Dataset items
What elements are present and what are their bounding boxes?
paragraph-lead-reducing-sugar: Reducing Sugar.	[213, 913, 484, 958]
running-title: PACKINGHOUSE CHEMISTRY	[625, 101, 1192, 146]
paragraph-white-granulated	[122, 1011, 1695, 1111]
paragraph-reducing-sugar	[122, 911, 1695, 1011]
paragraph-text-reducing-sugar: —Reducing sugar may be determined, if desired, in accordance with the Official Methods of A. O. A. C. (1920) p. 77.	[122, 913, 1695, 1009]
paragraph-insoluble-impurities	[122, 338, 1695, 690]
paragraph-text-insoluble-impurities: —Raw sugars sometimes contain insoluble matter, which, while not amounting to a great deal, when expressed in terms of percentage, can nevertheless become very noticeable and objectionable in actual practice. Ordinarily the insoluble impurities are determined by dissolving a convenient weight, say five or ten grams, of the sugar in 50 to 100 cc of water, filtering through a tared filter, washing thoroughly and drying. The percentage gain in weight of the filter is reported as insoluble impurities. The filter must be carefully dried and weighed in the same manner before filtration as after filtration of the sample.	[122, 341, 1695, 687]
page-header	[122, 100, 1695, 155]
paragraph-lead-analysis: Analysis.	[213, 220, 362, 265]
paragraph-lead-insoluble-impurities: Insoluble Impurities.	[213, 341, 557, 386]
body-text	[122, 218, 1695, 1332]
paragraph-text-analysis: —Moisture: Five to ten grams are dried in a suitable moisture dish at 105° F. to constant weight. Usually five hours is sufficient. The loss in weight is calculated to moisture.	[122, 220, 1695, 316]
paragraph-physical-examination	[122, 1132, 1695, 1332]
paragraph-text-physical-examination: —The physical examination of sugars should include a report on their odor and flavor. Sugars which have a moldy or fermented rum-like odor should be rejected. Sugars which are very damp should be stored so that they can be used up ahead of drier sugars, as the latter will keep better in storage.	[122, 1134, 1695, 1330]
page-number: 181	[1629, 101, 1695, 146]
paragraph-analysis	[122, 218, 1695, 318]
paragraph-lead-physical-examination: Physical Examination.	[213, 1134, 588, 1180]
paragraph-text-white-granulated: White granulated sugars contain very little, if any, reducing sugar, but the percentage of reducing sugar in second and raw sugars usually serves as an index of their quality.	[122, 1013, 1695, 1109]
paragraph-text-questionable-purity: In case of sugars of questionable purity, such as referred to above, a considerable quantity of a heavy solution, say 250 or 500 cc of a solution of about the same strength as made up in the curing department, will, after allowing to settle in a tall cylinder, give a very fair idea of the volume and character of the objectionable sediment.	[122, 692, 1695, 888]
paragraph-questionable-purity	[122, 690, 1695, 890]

§ **PROBLEM REQUIREMENTS**: Put these lines into a JSON list of strings, one string per line, with blank lines left out.

§ **CORRECT ANSWER**:
[
  "What elements are present and what are their bounding boxes?",
  "paragraph-lead-reducing-sugar: Reducing Sugar.\t[213, 913, 484, 958]",
  "running-title: PACKINGHOUSE CHEMISTRY\t[625, 101, 1192, 146]",
  "paragraph-white-granulated\t[122, 1011, 1695, 1111]",
  "paragraph-reducing-sugar\t[122, 911, 1695, 1011]",
  "paragraph-text-reducing-sugar: —Reducing sugar may be determined, if desired, in accordance with the Official Methods of A. O. A. C. (1920) p. 77.\t[122, 913, 1695, 1009]",
  "paragraph-insoluble-impurities\t[122, 338, 1695, 690]",
  "paragraph-text-insoluble-impurities: —Raw sugars sometimes contain insoluble matter, which, while not amounting to a great deal, when expressed in terms of percentage, can nevertheless become very noticeable and objectionable in actual practice. Ordinarily the insoluble impurities are determined by dissolving a convenient weight, say five or ten grams, of the sugar in 50 to 100 cc of water, filtering through a tared filter, washing thoroughly and drying. The percentage gain in weight of the filter is reported as insoluble impurities. The filter must be carefully dried and weighed in the same manner before filtration as after filtration of the sample.\t[122, 341, 1695, 687]",
  "page-header\t[122, 100, 1695, 155]",
  "paragraph-lead-analysis: Analysis.\t[213, 220, 362, 265]",
  "paragraph-lead-insoluble-impurities: Insoluble Impurities.\t[213, 341, 557, 386]",
  "body-text\t[122, 218, 1695, 1332]",
  "paragraph-text-analysis: —Moisture: Five to ten grams are dried in a suitable moisture dish at 105° F. to constant weight. Usually five hours is sufficient. The loss in weight is calculated to moisture.\t[122, 220, 1695, 316]",
  "paragraph-physical-examination\t[122, 1132, 1695, 1332]",
  "paragraph-text-physical-examination: —The physical examination of sugars should include a report on their odor and flavor. Sugars which have a moldy or fermented rum-like odor should be rejected. Sugars which are very damp should be stored so that they can be used up ahead of drier sugars, as the latter will keep better in storage.\t[122, 1134, 1695, 1330]",
  "page-number: 181\t[1629, 101, 1695, 146]",
  "paragraph-analysis\t[122, 218, 1695, 318]",
  "paragraph-lead-physical-examination: Physical Examination.\t[213, 1134, 588, 1180]",
  "paragraph-text-white-granulated: White granulated sugars contain very little, if any, reducing sugar, but the percentage of reducing sugar in second and raw sugars usually serves as an index of their quality.\t[122, 1013, 1695, 1109]",
  "paragraph-text-questionable-purity: In case of sugars of questionable purity, such as referred to above, a considerable quantity of a heavy solution, say 250 or 500 cc of a solution of about the same strength as made up in the curing department, will, after allowing to settle in a tall cylinder, give a very fair idea of the volume and character of the objectionable sediment.\t[122, 692, 1695, 888]",
  "paragraph-questionable-purity\t[122, 690, 1695, 890]"
]